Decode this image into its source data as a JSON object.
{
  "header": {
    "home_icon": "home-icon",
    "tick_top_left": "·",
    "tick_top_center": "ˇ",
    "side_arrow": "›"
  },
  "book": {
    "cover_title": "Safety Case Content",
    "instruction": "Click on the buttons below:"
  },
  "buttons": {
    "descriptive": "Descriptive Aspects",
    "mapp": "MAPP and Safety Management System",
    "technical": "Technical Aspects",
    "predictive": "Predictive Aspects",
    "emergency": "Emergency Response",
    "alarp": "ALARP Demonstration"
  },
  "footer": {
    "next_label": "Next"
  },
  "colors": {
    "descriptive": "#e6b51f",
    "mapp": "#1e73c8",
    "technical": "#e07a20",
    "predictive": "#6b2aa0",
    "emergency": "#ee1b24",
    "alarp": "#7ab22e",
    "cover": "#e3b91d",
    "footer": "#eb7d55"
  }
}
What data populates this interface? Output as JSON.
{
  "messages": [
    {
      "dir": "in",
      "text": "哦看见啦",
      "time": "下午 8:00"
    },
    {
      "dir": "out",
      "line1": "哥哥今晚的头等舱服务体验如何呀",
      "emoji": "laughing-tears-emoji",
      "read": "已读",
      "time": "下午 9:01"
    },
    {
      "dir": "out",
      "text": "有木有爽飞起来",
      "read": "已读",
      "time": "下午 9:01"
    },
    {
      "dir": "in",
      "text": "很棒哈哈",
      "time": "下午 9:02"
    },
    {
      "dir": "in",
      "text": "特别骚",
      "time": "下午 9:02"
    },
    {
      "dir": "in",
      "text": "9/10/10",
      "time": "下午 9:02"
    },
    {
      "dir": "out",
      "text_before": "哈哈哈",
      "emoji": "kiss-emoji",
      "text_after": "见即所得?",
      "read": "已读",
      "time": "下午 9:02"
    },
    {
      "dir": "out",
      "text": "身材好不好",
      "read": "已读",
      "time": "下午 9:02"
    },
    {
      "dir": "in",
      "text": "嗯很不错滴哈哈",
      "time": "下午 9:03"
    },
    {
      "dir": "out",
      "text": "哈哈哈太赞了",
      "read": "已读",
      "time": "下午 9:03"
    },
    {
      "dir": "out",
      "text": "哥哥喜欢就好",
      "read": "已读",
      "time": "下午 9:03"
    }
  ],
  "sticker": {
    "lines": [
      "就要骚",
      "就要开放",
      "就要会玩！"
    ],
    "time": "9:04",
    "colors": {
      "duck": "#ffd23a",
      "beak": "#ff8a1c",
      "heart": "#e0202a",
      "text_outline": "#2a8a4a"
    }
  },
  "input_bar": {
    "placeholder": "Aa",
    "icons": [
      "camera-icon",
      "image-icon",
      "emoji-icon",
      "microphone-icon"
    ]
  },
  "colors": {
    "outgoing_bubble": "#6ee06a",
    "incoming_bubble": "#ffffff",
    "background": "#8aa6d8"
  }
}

-.-.-

--- Task goal ---
Your task is to repeat every entry exactly.

--- Exercise result ---
Decode this image into its source data as a JSON object.
{
  "header": {
    "home_icon": "home-icon",
    "tick_top_left": "·",
    "tick_top_center": "ˇ",
    "side_arrow": "›"
  },
  "book": {
    "cover_title": "Safety Case Content",
    "instruction": "Click on the buttons below:"
  },
  "buttons": {
    "descriptive": "Descriptive Aspects",
    "mapp": "MAPP and Safety Management System",
    "technical": "Technical Aspects",
    "predictive": "Predictive Aspects",
    "emergency": "Emergency Response",
    "alarp": "ALARP Demonstration"
  },
  "footer": {
    "next_label": "Next"
  },
  "colors": {
    "descriptive": "#e6b51f",
    "mapp": "#1e73c8",
    "technical": "#e07a20",
    "predictive": "#6b2aa0",
    "emergency": "#ee1b24",
    "alarp": "#7ab22e",
    "cover": "#e3b91d",
    "footer": "#eb7d55"
  }
}
What data populates this interface? Output as JSON.
{
  "messages": [
    {
      "dir": "in",
      "text": "哦看见啦",
      "time": "下午 8:00"
    },
    {
      "dir": "out",
      "line1": "哥哥今晚的头等舱服务体验如何呀",
      "emoji": "laughing-tears-emoji",
      "read": "已读",
      "time": "下午 9:01"
    },
    {
      "dir": "out",
      "text": "有木有爽飞起来",
      "read": "已读",
      "time": "下午 9:01"
    },
    {
      "dir": "in",
      "text": "很棒哈哈",
      "time": "下午 9:02"
    },
    {
      "dir": "in",
      "text": "特别骚",
      "time": "下午 9:02"
    },
    {
      "dir": "in",
      "text": "9/10/10",
      "time": "下午 9:02"
    },
    {
      "dir": "out",
      "text_before": "哈哈哈",
      "emoji": "kiss-emoji",
      "text_after": "见即所得?",
      "read": "已读",
      "time": "下午 9:02"
    },
    {
      "dir": "out",
      "text": "身材好不好",
      "read": "已读",
      "time": "下午 9:02"
    },
    {
      "dir": "in",
      "text": "嗯很不错滴哈哈",
      "time": "下午 9:03"
    },
    {
      "dir": "out",
      "text": "哈哈哈太赞了",
      "read": "已读",
      "time": "下午 9:03"
    },
    {
      "dir": "out",
      "text": "哥哥喜欢就好",
      "read": "已读",
      "time": "下午 9:03"
    }
  ],
  "sticker": {
    "lines": [
      "就要骚",
      "就要开放",
      "就要会玩！"
    ],
    "time": "9:04",
    "colors": {
      "duck": "#ffd23a",
      "beak": "#ff8a1c",
      "heart": "#e0202a",
      "text_outline": "#2a8a4a"
    }
  },
  "input_bar": {
    "placeholder": "Aa",
    "icons": [
      "camera-icon",
      "image-icon",
      "emoji-icon",
      "microphone-icon"
    ]
  },
  "colors": {
    "outgoing_bubble": "#6ee06a",
    "incoming_bubble": "#ffffff",
    "background": "#8aa6d8"
  }
}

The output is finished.